TO DO: Quote the lines from the one containing "- word: się: [929, 933, 956, 956]" through the one containing "- checkmark-icon: [118, 6, 138, 28]", inclusive, exactly as they appear.

DATA SECTION:
=-=-=

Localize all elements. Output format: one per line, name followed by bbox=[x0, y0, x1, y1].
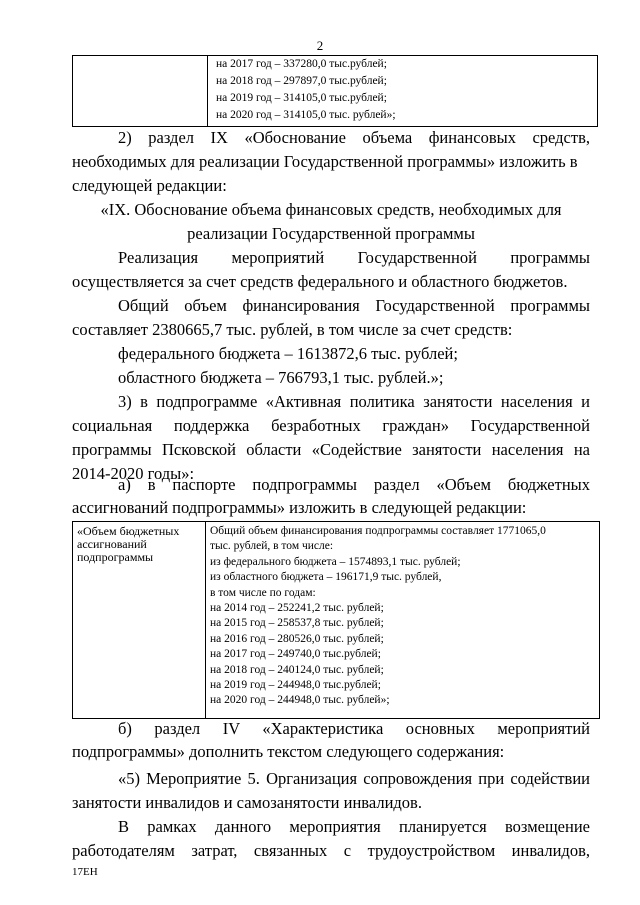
top-table-right-cell bbox=[208, 56, 598, 127]
mid-table-line: на 2015 год – 258537,8 тыс. рублей; bbox=[210, 617, 384, 630]
mid-table-line: на 2017 год – 249740,0 тыс.рублей; bbox=[210, 648, 381, 661]
para-total-line2: составляет 2380665,7 тыс. рублей, в том числе за счет средств: bbox=[72, 320, 513, 339]
para-total-line1: Общий объем финансирования Государственной программы bbox=[118, 296, 590, 315]
item-b-line2: подпрограммы» дополнить текстом следующего содержания: bbox=[72, 742, 505, 761]
mid-table-label: подпрограммы bbox=[77, 550, 154, 564]
item3a-line1: а) в паспорте подпрограммы раздел «Объем бюджетных bbox=[118, 475, 590, 494]
last-para-line2: работодателям затрат, связанных с трудоустройством инвалидов, bbox=[72, 841, 590, 860]
mid-table-line: на 2018 год – 240124,0 тыс. рублей; bbox=[210, 663, 384, 676]
subprogram-funding-table bbox=[72, 521, 600, 719]
mid-table-line: Общий объем финансирования подпрограммы составляет 1771065,0 bbox=[210, 525, 546, 537]
page-number: 2 bbox=[316, 38, 324, 53]
mid-table-label: «Объем бюджетных bbox=[77, 524, 180, 538]
item2-line2: необходимых для реализации Государственной программы» изложить в bbox=[72, 152, 578, 171]
item-b-line1: б) раздел IV «Характеристика основных мероприятий bbox=[118, 719, 590, 738]
top-table-line: на 2017 год – 337280,0 тыс.рублей; bbox=[216, 58, 387, 70]
regional-budget-line: областного бюджета – 766793,1 тыс. рублей.»; bbox=[118, 368, 444, 387]
mid-table-line: на 2014 год – 252241,2 тыс. рублей; bbox=[210, 602, 384, 615]
federal-budget-line: федерального бюджета – 1613872,6 тыс. рублей; bbox=[118, 344, 458, 363]
mid-table-line: на 2019 год – 244948,0 тыс.рублей; bbox=[210, 679, 381, 692]
item3-line4: 2014-2020 годы»: bbox=[72, 464, 195, 483]
footer-code: 17ЕН bbox=[72, 866, 98, 878]
item3-line2: социальная поддержка безработных граждан» Государственной bbox=[72, 416, 590, 435]
item3a-line2: ассигнований подпрограммы» изложить в следующей редакции: bbox=[72, 498, 527, 517]
para-impl-line1: Реализация мероприятий Государственной программы bbox=[118, 248, 590, 267]
item5-line2: занятости инвалидов и самозанятости инвалидов. bbox=[72, 793, 422, 812]
para-impl-line2: осуществляется за счет средств федерального и областного бюджетов. bbox=[72, 272, 568, 291]
item2-line3: следующей редакции: bbox=[72, 176, 227, 195]
item3-line1: 3) в подпрограмме «Активная политика занятости населения и bbox=[118, 392, 590, 411]
mid-table-line: из федерального бюджета – 1574893,1 тыс. рублей; bbox=[210, 555, 461, 568]
heading-line1: «IX. Обоснование объема финансовых средств, необходимых для bbox=[100, 200, 562, 219]
top-table-left-cell bbox=[73, 56, 208, 127]
mid-table-left-cell bbox=[73, 522, 206, 719]
mid-table-line: на 2020 год – 244948,0 тыс. рублей»; bbox=[210, 694, 390, 707]
item2-line1: 2) раздел IX «Обоснование объема финансовых средств, bbox=[118, 128, 590, 147]
top-table-line: на 2020 год – 314105,0 тыс. рублей»; bbox=[216, 109, 396, 121]
mid-table-line: из областного бюджета – 196171,9 тыс. рублей, bbox=[210, 571, 442, 584]
mid-table-line: в том числе по годам: bbox=[210, 586, 316, 599]
last-para-line1: В рамках данного мероприятия планируется возмещение bbox=[118, 817, 590, 836]
mid-table-label: ассигнований bbox=[77, 537, 147, 551]
top-table-line: на 2018 год – 297897,0 тыс.рублей; bbox=[216, 75, 387, 87]
mid-table-line: на 2016 год – 280526,0 тыс. рублей; bbox=[210, 632, 384, 645]
heading-line2: реализации Государственной программы bbox=[187, 224, 475, 243]
mid-table-right-cell bbox=[206, 522, 600, 719]
item5-line1: «5) Мероприятие 5. Организация сопровождения при содействии bbox=[118, 769, 590, 788]
top-table-line: на 2019 год – 314105,0 тыс.рублей; bbox=[216, 92, 387, 104]
mid-table-line: тыс. рублей, в том числе: bbox=[210, 540, 334, 553]
top-funding-table bbox=[72, 55, 598, 127]
item3-line3: программы Псковской области «Содействие занятости населения на bbox=[72, 440, 590, 459]
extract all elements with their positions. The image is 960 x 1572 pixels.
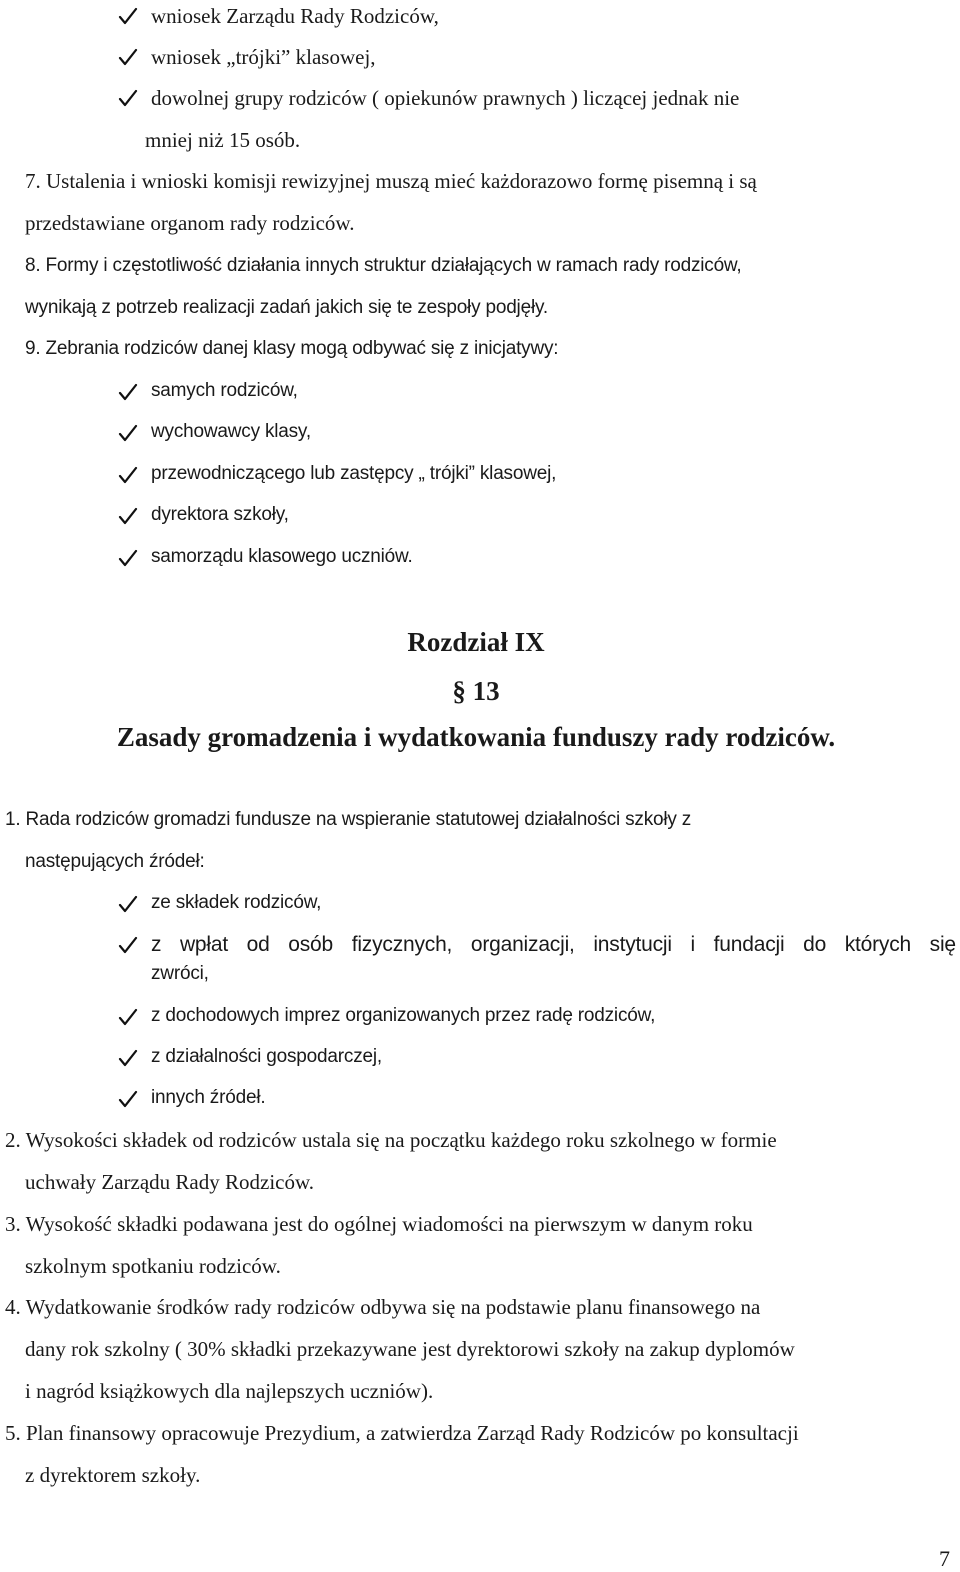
- word: się: [929, 933, 956, 956]
- bullet-continuation: mniej niż 15 osób.: [145, 128, 301, 152]
- source-item: ze składek rodziców,: [151, 892, 322, 913]
- checkmark-icon: [118, 935, 138, 957]
- item-8-line-1: 8. Formy i częstotliwość działania innych struktur działających w ramach rady rodziców,: [25, 255, 742, 276]
- word: fundacji: [713, 933, 785, 956]
- section-4-line-3: i nagród książkowych dla najlepszych uczniów).: [25, 1379, 434, 1403]
- source-item-justified: [151, 932, 956, 958]
- word: fizycznych,: [351, 933, 453, 956]
- checkmark-icon: [118, 1007, 138, 1029]
- bullet-text: wniosek Zarządu Rady Rodziców,: [151, 4, 439, 28]
- word: od: [246, 933, 270, 956]
- checkmark-icon: [118, 6, 138, 28]
- word: których: [844, 933, 912, 956]
- checkmark-icon: [118, 47, 138, 69]
- source-item: z działalności gospodarczej,: [151, 1046, 382, 1067]
- section-3-line-1: 3. Wysokość składki podawana jest do ogólnej wiadomości na pierwszym w danym roku: [5, 1212, 753, 1236]
- word: do: [803, 933, 827, 956]
- chapter-title: Rozdział IX: [407, 627, 545, 657]
- section-2-line-1: 2. Wysokości składek od rodziców ustala się na początku każdego roku szkolnego w formie: [5, 1128, 777, 1152]
- word: z: [151, 933, 162, 956]
- section-1-line-1: 1. Rada rodziców gromadzi fundusze na wspieranie statutowej działalności szkoły z: [5, 809, 692, 830]
- item-8-line-2: wynikają z potrzeb realizacji zadań jakich się te zespoły podjęły.: [25, 297, 548, 318]
- paragraph-number: § 13: [452, 676, 500, 706]
- page-number: 7: [939, 1546, 950, 1571]
- item-7-line-1: 7. Ustalenia i wnioski komisji rewizyjnej muszą mieć każdorazowo formę pisemną i są: [25, 169, 757, 193]
- checkmark-icon: [118, 465, 138, 487]
- checkmark-icon: [118, 382, 138, 404]
- source-item: z dochodowych imprez organizowanych przez radę rodziców,: [151, 1005, 656, 1026]
- bullet-text: wniosek „trójki” klasowej,: [151, 45, 376, 69]
- section-5-line-2: z dyrektorem szkoły.: [25, 1463, 201, 1487]
- item-7-line-2: przedstawiane organom rady rodziców.: [25, 211, 355, 235]
- section-5-line-1: 5. Plan finansowy opracowuje Prezydium, a zatwierdza Zarząd Rady Rodziców po konsultacji: [5, 1421, 799, 1445]
- section-2-line-2: uchwały Zarządu Rady Rodziców.: [25, 1170, 315, 1194]
- word: instytucji: [593, 933, 672, 956]
- section-4-line-2: dany rok szkolny ( 30% składki przekazywane jest dyrektorowi szkoły na zakup dyplomów: [25, 1337, 795, 1361]
- initiative-item: samorządu klasowego uczniów.: [151, 546, 413, 567]
- item-9-line-1: 9. Zebrania rodziców danej klasy mogą odbywać się z inicjatywy:: [25, 338, 559, 359]
- checkmark-icon: [118, 423, 138, 445]
- word: i: [690, 933, 695, 956]
- chapter-subtitle: Zasady gromadzenia i wydatkowania funduszy rady rodziców.: [116, 722, 836, 752]
- initiative-item: samych rodziców,: [151, 380, 298, 401]
- checkmark-icon: [118, 506, 138, 528]
- section-1-line-2: następujących źródeł:: [25, 851, 205, 872]
- word: osób: [288, 933, 334, 956]
- word: organizacji,: [470, 933, 575, 956]
- initiative-item: dyrektora szkoły,: [151, 504, 289, 525]
- checkmark-icon: [118, 548, 138, 570]
- section-3-line-2: szkolnym spotkaniu rodziców.: [25, 1254, 281, 1278]
- checkmark-icon: [118, 88, 138, 110]
- initiative-item: przewodniczącego lub zastępcy „ trójki” klasowej,: [151, 463, 557, 484]
- source-item-continuation: zwróci,: [151, 963, 209, 984]
- word: wpłat: [179, 933, 228, 956]
- source-item: innych źródeł.: [151, 1087, 266, 1108]
- section-4-line-1: 4. Wydatkowanie środków rady rodziców odbywa się na podstawie planu finansowego na: [5, 1295, 761, 1319]
- initiative-item: wychowawcy klasy,: [151, 421, 311, 442]
- checkmark-icon: [118, 894, 138, 916]
- bullet-text: dowolnej grupy rodziców ( opiekunów prawnych ) liczącej jednak nie: [151, 86, 740, 110]
- checkmark-icon: [118, 1048, 138, 1070]
- checkmark-icon: [118, 1089, 138, 1111]
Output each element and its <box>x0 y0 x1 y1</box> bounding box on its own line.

=-=-=

CORRECT RESPONSE:
- word: się: [929, 933, 956, 956]
- bullet-continuation: mniej niż 15 osób.: [145, 128, 301, 152]
- source-item: ze składek rodziców,: [151, 892, 322, 913]
- checkmark-icon: [118, 935, 138, 957]
- item-8-line-1: 8. Formy i częstotliwość działania innych struktur działających w ramach rady rodziców,: [25, 255, 742, 276]
- word: fundacji: [713, 933, 785, 956]
- section-4-line-3: i nagród książkowych dla najlepszych uczniów).: [25, 1379, 434, 1403]
- source-item-justified: [151, 932, 956, 958]
- word: fizycznych,: [351, 933, 453, 956]
- checkmark-icon: [118, 1007, 138, 1029]
- bullet-text: wniosek Zarządu Rady Rodziców,: [151, 4, 439, 28]
- word: od: [246, 933, 270, 956]
- checkmark-icon: [118, 6, 138, 28]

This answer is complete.